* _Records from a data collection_
◇ ◇ ◇ ◇ ◇
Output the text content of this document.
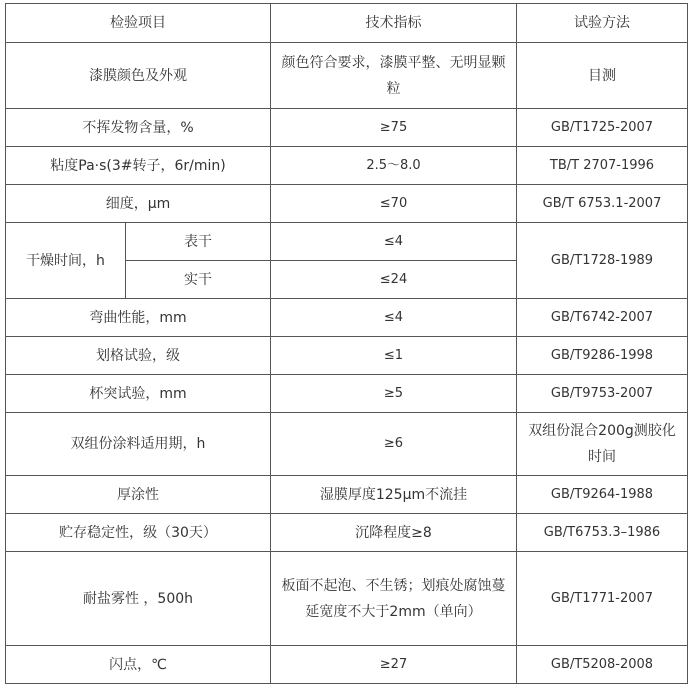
检验项目		技术指标	试验方法
漆膜颜色及外观		颜色符合要求，漆膜平整、无明显颗粒	目测
不挥发物含量，%		≥75	GB/T1725-2007
粘度Pa·s(3#转子，6r/min)		2.5～8.0	TB/T 2707-1996
细度，μm		≤70	GB/T 6753.1-2007
干燥时间，h	表干	≤4	GB/T1728-1989
	实干	≤24	
弯曲性能，mm		≤4	GB/T6742-2007
划格试验，级		≤1	GB/T9286-1998
杯突试验，mm		≥5	GB/T9753-2007
双组份涂料适用期，h		≥6	双组份混合200g测胶化时间
厚涂性		湿膜厚度125μm不流挂	GB/T9264-1988
贮存稳定性，级（30天）		沉降程度≥8	GB/T6753.3–1986
耐盐雾性 ，500h		板面不起泡、不生锈；划痕处腐蚀蔓延宽度不大于2mm（单向）	GB/T1771-2007
闪点，℃		≥27	GB/T5208-2008
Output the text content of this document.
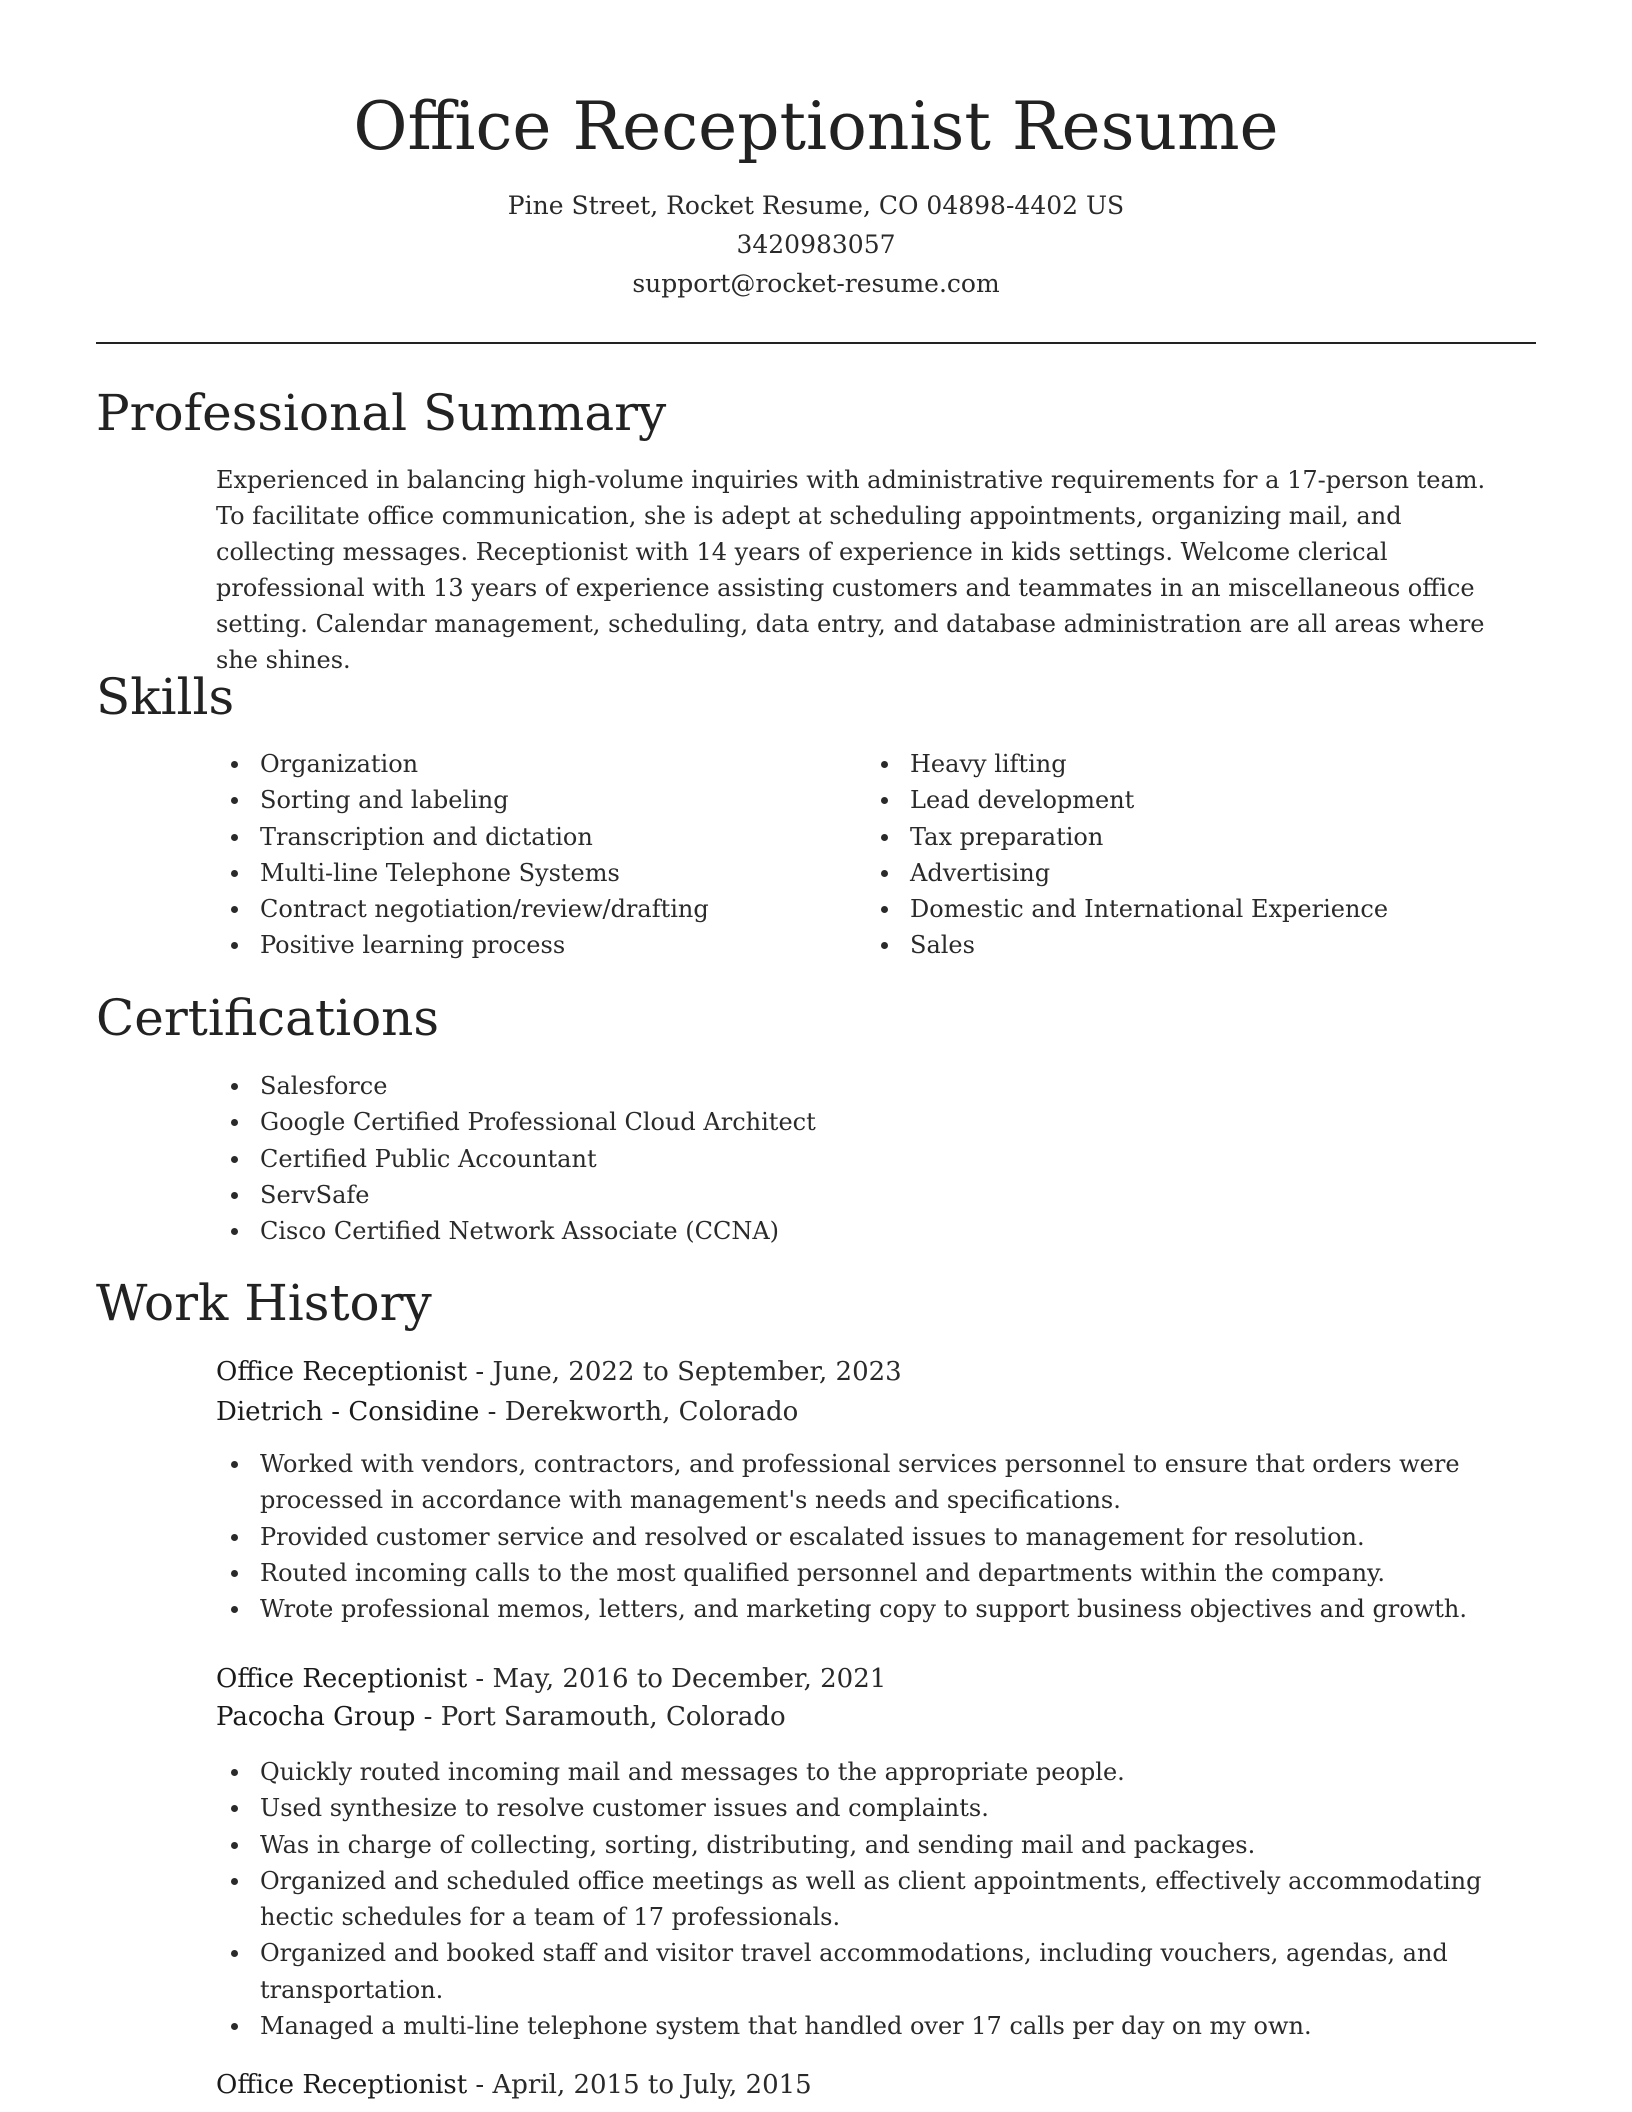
Office Receptionist Resume
Pine Street, Rocket Resume, CO 04898-4402 US
3420983057
support@rocket-resume.com
Professional Summary

Experienced in balancing high-volume inquiries with administrative requirements for a 17-person team. To facilitate office communication, she is adept at scheduling appointments, organizing mail, and collecting messages. Receptionist with 14 years of experience in kids settings. Welcome clerical professional with 13 years of experience assisting customers and teammates in an miscellaneous office setting. Calendar management, scheduling, data entry, and database administration are all areas where she shines.

Skills
Organization
Sorting and labeling
Transcription and dictation
Multi-line Telephone Systems
Contract negotiation/review/drafting
Positive learning process
Heavy lifting
Lead development
Tax preparation
Advertising
Domestic and International Experience
Sales
Certifications
Salesforce
Google Certified Professional Cloud Architect
Certified Public Accountant
ServSafe
Cisco Certified Network Associate (CCNA)
Work History
Office Receptionist - June, 2022 to September, 2023
Dietrich - Considine - Derekworth, Colorado
Worked with vendors, contractors, and professional services personnel to ensure that orders were processed in accordance with management's needs and specifications.
Provided customer service and resolved or escalated issues to management for resolution.
Routed incoming calls to the most qualified personnel and departments within the company.
Wrote professional memos, letters, and marketing copy to support business objectives and growth.
Office Receptionist - May, 2016 to December, 2021
Pacocha Group - Port Saramouth, Colorado
Quickly routed incoming mail and messages to the appropriate people.
Used synthesize to resolve customer issues and complaints.
Was in charge of collecting, sorting, distributing, and sending mail and packages.
Organized and scheduled office meetings as well as client appointments, effectively accommodating hectic schedules for a team of 17 professionals.
Organized and booked staff and visitor travel accommodations, including vouchers, agendas, and transportation.
Managed a multi-line telephone system that handled over 17 calls per day on my own.
Office Receptionist - April, 2015 to July, 2015
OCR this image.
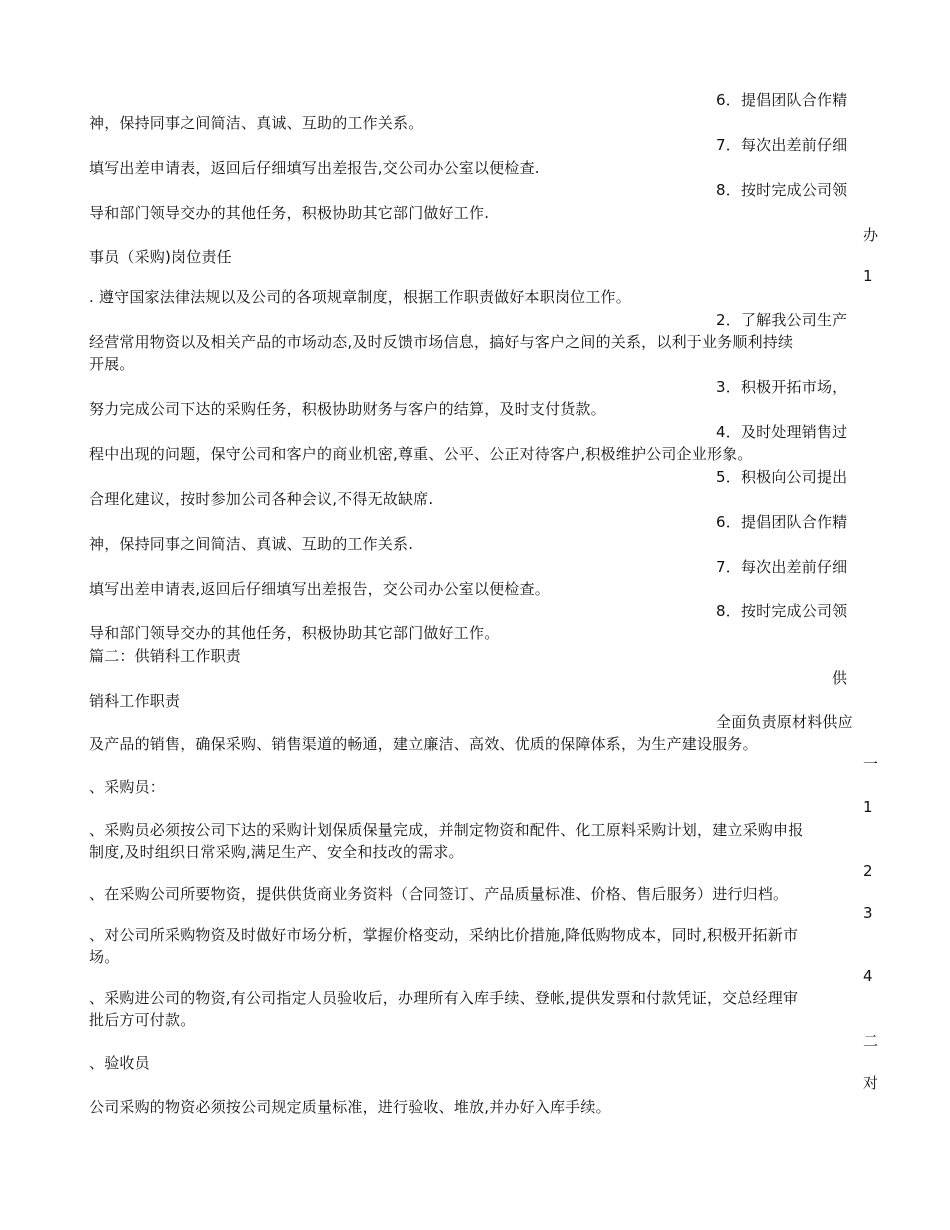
6．提倡团队合作精
神，保持同事之间简洁、真诚、互助的工作关系。
7．每次出差前仔细
填写出差申请表，返回后仔细填写出差报告,交公司办公室以便检查.
8．按时完成公司领
导和部门领导交办的其他任务，积极协助其它部门做好工作.
办
事员（采购)岗位责任
1
. 遵守国家法律法规以及公司的各项规章制度，根据工作职责做好本职岗位工作。
2．了解我公司生产
经营常用物资以及相关产品的市场动态,及时反馈市场信息，搞好与客户之间的关系，以利于业务顺利持续
开展。
3．积极开拓市场，
努力完成公司下达的采购任务，积极协助财务与客户的结算，及时支付货款。
4．及时处理销售过
程中出现的问题，保守公司和客户的商业机密,尊重、公平、公正对待客户,积极维护公司企业形象。
5．积极向公司提出
合理化建议，按时参加公司各种会议,不得无故缺席.
6．提倡团队合作精
神，保持同事之间简洁、真诚、互助的工作关系.
7．每次出差前仔细
填写出差申请表,返回后仔细填写出差报告，交公司办公室以便检查。
8．按时完成公司领
导和部门领导交办的其他任务，积极协助其它部门做好工作。
篇二：供销科工作职责
供
销科工作职责
全面负责原材料供应
及产品的销售，确保采购、销售渠道的畅通，建立廉洁、高效、优质的保障体系，为生产建设服务。
一
、采购员：
1
、采购员必须按公司下达的采购计划保质保量完成，并制定物资和配件、化工原料采购计划，建立采购申报
制度,及时组织日常采购,满足生产、安全和技改的需求。
2
、在采购公司所要物资，提供供货商业务资料（合同签订、产品质量标准、价格、售后服务）进行归档。
3
、对公司所采购物资及时做好市场分析，掌握价格变动，采纳比价措施,降低购物成本，同时,积极开拓新市
场。
4
、采购进公司的物资,有公司指定人员验收后，办理所有入库手续、登帐,提供发票和付款凭证，交总经理审
批后方可付款。
二
、验收员
对
公司采购的物资必须按公司规定质量标准，进行验收、堆放,并办好入库手续。
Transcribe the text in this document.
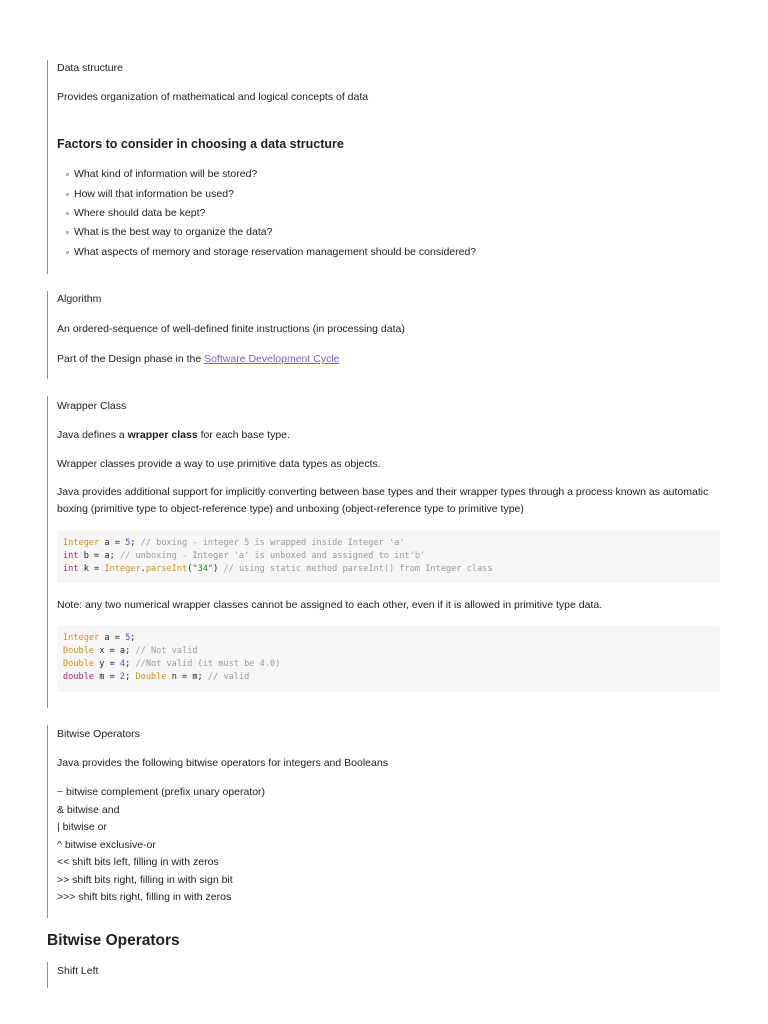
Data structure
Provides organization of mathematical and logical concepts of data
Factors to consider in choosing a data structure
What kind of information will be stored?
How will that information be used?
Where should data be kept?
What is the best way to organize the data?
What aspects of memory and storage reservation management should be considered?
Algorithm
An ordered-sequence of well-defined finite instructions (in processing data)
Part of the Design phase in the Software Development Cycle
Wrapper Class
Java defines a wrapper class for each base type.
Wrapper classes provide a way to use primitive data types as objects.
Java provides additional support for implicitly converting between base types and their wrapper types through a process known as automatic boxing (primitive type to object-reference type) and unboxing (object-reference type to primitive type)
Integer a = 5; // boxing - integer 5 is wrapped inside Integer 'a'
int b = a; // unboxing - Integer 'a' is unboxed and assigned to int'b'
int k = Integer.parseInt("34") // using static method parseInt() from Integer class
Note: any two numerical wrapper classes cannot be assigned to each other, even if it is allowed in primitive type data.
Integer a = 5;
Double x = a; // Not valid
Double y = 4; //Not valid (it must be 4.0)
double m = 2; Double n = m; // valid
Bitwise Operators
Java provides the following bitwise operators for integers and Booleans
~ bitwise complement (prefix unary operator)
& bitwise and
| bitwise or
^ bitwise exclusive-or
<< shift bits left, filling in with zeros
>> shift bits right, filling in with sign bit
>>> shift bits right, filling in with zeros
Bitwise Operators
Shift Left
◇ ◇ ◇ ◇ ◇
* _Do this_
Beginning with the line that contains "Transcribe the text in this document.", repeat every remaining line of the data exactly, the last line included, and omit pictures.

* _Solution to this task_
Transcribe the text in this document.
Data structure
Provides organization of mathematical and logical concepts of data
Factors to consider in choosing a data structure
What kind of information will be stored?
How will that information be used?
Where should data be kept?
What is the best way to organize the data?
What aspects of memory and storage reservation management should be considered?
Algorithm
An ordered-sequence of well-defined finite instructions (in processing data)
Part of the Design phase in the Software Development Cycle
Wrapper Class
Java defines a wrapper class for each base type.
Wrapper classes provide a way to use primitive data types as objects.
Java provides additional support for implicitly converting between base types and their wrapper types through a process known as automatic boxing (primitive type to object-reference type) and unboxing (object-reference type to primitive type)
Integer a = 5; // boxing - integer 5 is wrapped inside Integer 'a'
int b = a; // unboxing - Integer 'a' is unboxed and assigned to int'b'
int k = Integer.parseInt("34") // using static method parseInt() from Integer class
Note: any two numerical wrapper classes cannot be assigned to each other, even if it is allowed in primitive type data.
Integer a = 5;
Double x = a; // Not valid
Double y = 4; //Not valid (it must be 4.0)
double m = 2; Double n = m; // valid
Bitwise Operators
Java provides the following bitwise operators for integers and Booleans
~ bitwise complement (prefix unary operator)
& bitwise and
| bitwise or
^ bitwise exclusive-or
<< shift bits left, filling in with zeros
>> shift bits right, filling in with sign bit
>>> shift bits right, filling in with zeros
Bitwise Operators
Shift Left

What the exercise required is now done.